◆ PROVIDED INFORMATION ◆
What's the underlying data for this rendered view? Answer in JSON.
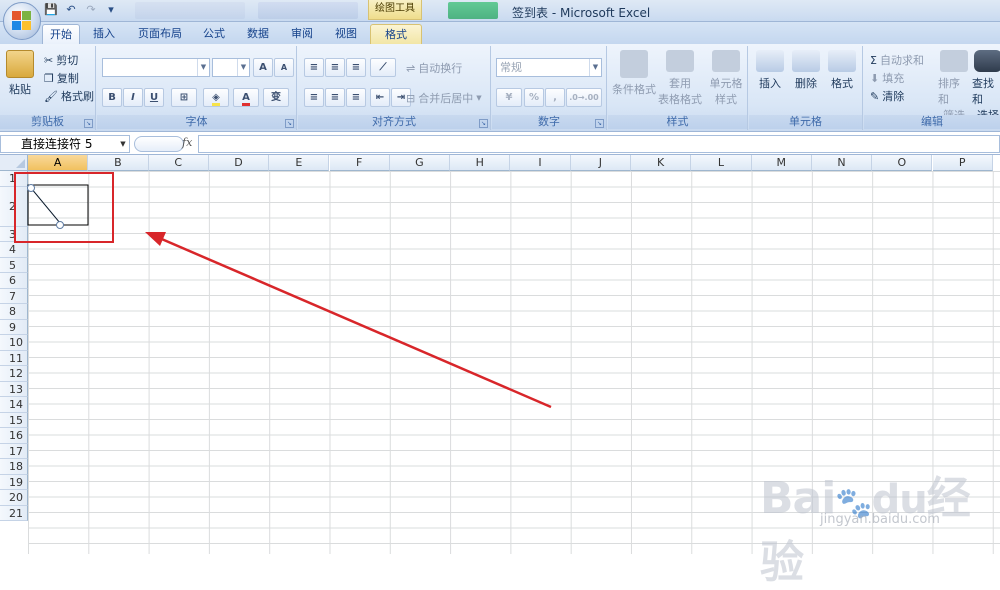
{
  "window": {
    "title": "签到表 - Microsoft Excel",
    "contextual_group": "绘图工具"
  },
  "tabs": [
    {
      "label": "开始",
      "active": true
    },
    {
      "label": "插入"
    },
    {
      "label": "页面布局"
    },
    {
      "label": "公式"
    },
    {
      "label": "数据"
    },
    {
      "label": "审阅"
    },
    {
      "label": "视图"
    },
    {
      "label": "格式",
      "contextual": true
    }
  ],
  "ribbon": {
    "clipboard": {
      "label": "剪贴板",
      "paste": "粘贴",
      "cut": "剪切",
      "copy": "复制",
      "format_painter": "格式刷"
    },
    "font": {
      "label": "字体",
      "bold": "B",
      "italic": "I",
      "underline": "U",
      "grow": "A",
      "shrink": "A",
      "phonetic": "变"
    },
    "alignment": {
      "label": "对齐方式",
      "wrap": "自动换行",
      "merge": "合并后居中"
    },
    "number": {
      "label": "数字",
      "format": "常规",
      "percent": "%",
      "comma": ",",
      "inc_dec": ".0→.00"
    },
    "styles": {
      "label": "样式",
      "conditional": "条件格式",
      "table_format_1": "套用",
      "table_format_2": "表格格式",
      "cell_styles_1": "单元格",
      "cell_styles_2": "样式"
    },
    "cells": {
      "label": "单元格",
      "insert": "插入",
      "delete": "删除",
      "format": "格式"
    },
    "editing": {
      "label": "编辑",
      "autosum": "自动求和",
      "fill": "填充",
      "clear": "清除",
      "sort_1": "排序和",
      "sort_2": "筛选",
      "find_1": "查找和",
      "find_2": "选择"
    }
  },
  "formula_bar": {
    "name_box": "直接连接符 5",
    "fx": "fx",
    "formula": ""
  },
  "columns": [
    "A",
    "B",
    "C",
    "D",
    "E",
    "F",
    "G",
    "H",
    "I",
    "J",
    "K",
    "L",
    "M",
    "N",
    "O",
    "P"
  ],
  "rows": [
    "1",
    "2",
    "3",
    "4",
    "5",
    "6",
    "7",
    "8",
    "9",
    "10",
    "11",
    "12",
    "13",
    "14",
    "15",
    "16",
    "17",
    "18",
    "19",
    "20",
    "21"
  ],
  "selected_column": "A",
  "annotation": {
    "color": "#d8262a"
  },
  "watermark": {
    "brand": "Bai",
    "brand_du": "du",
    "text": "经验",
    "sub": "jingyan.baidu.com"
  }
}
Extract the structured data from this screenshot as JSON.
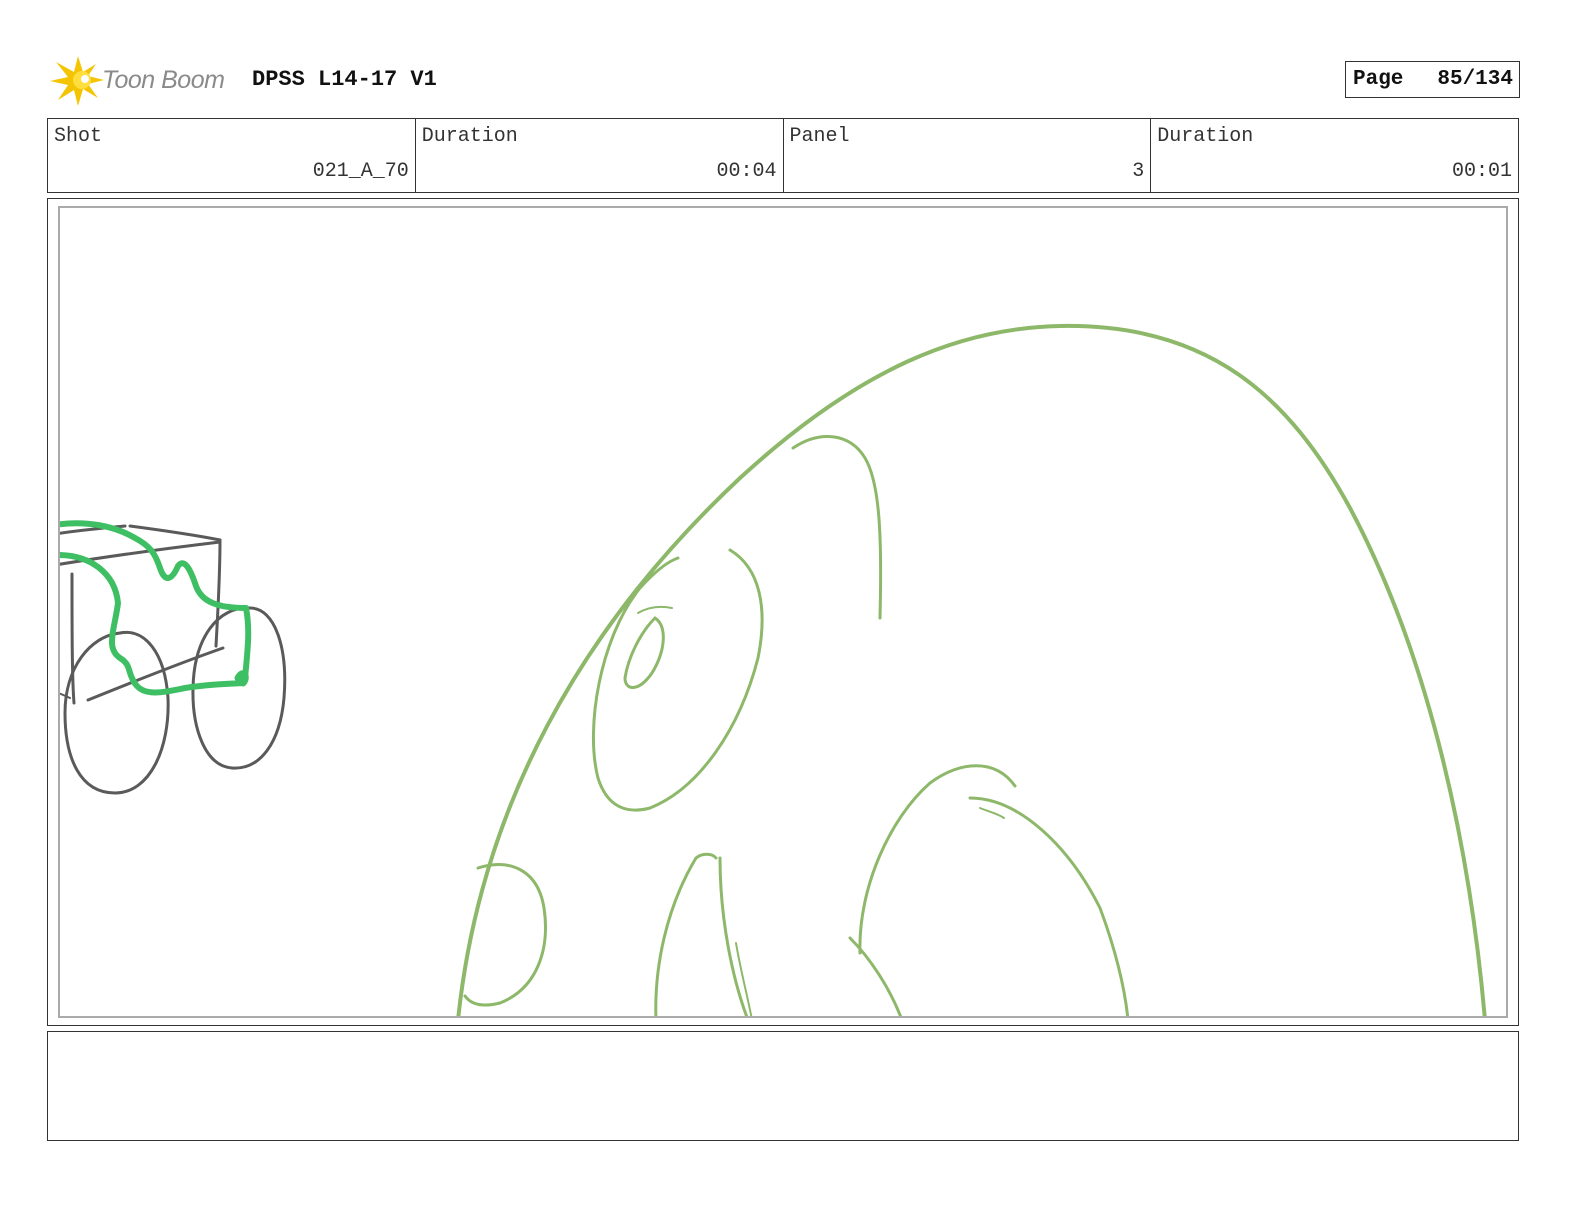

◆ THE EXERCISE ◆
Every line that holds the word "data" counts once; state the total number of such lines and nothing else.

◆ EXERCISE ANSWER ◆
2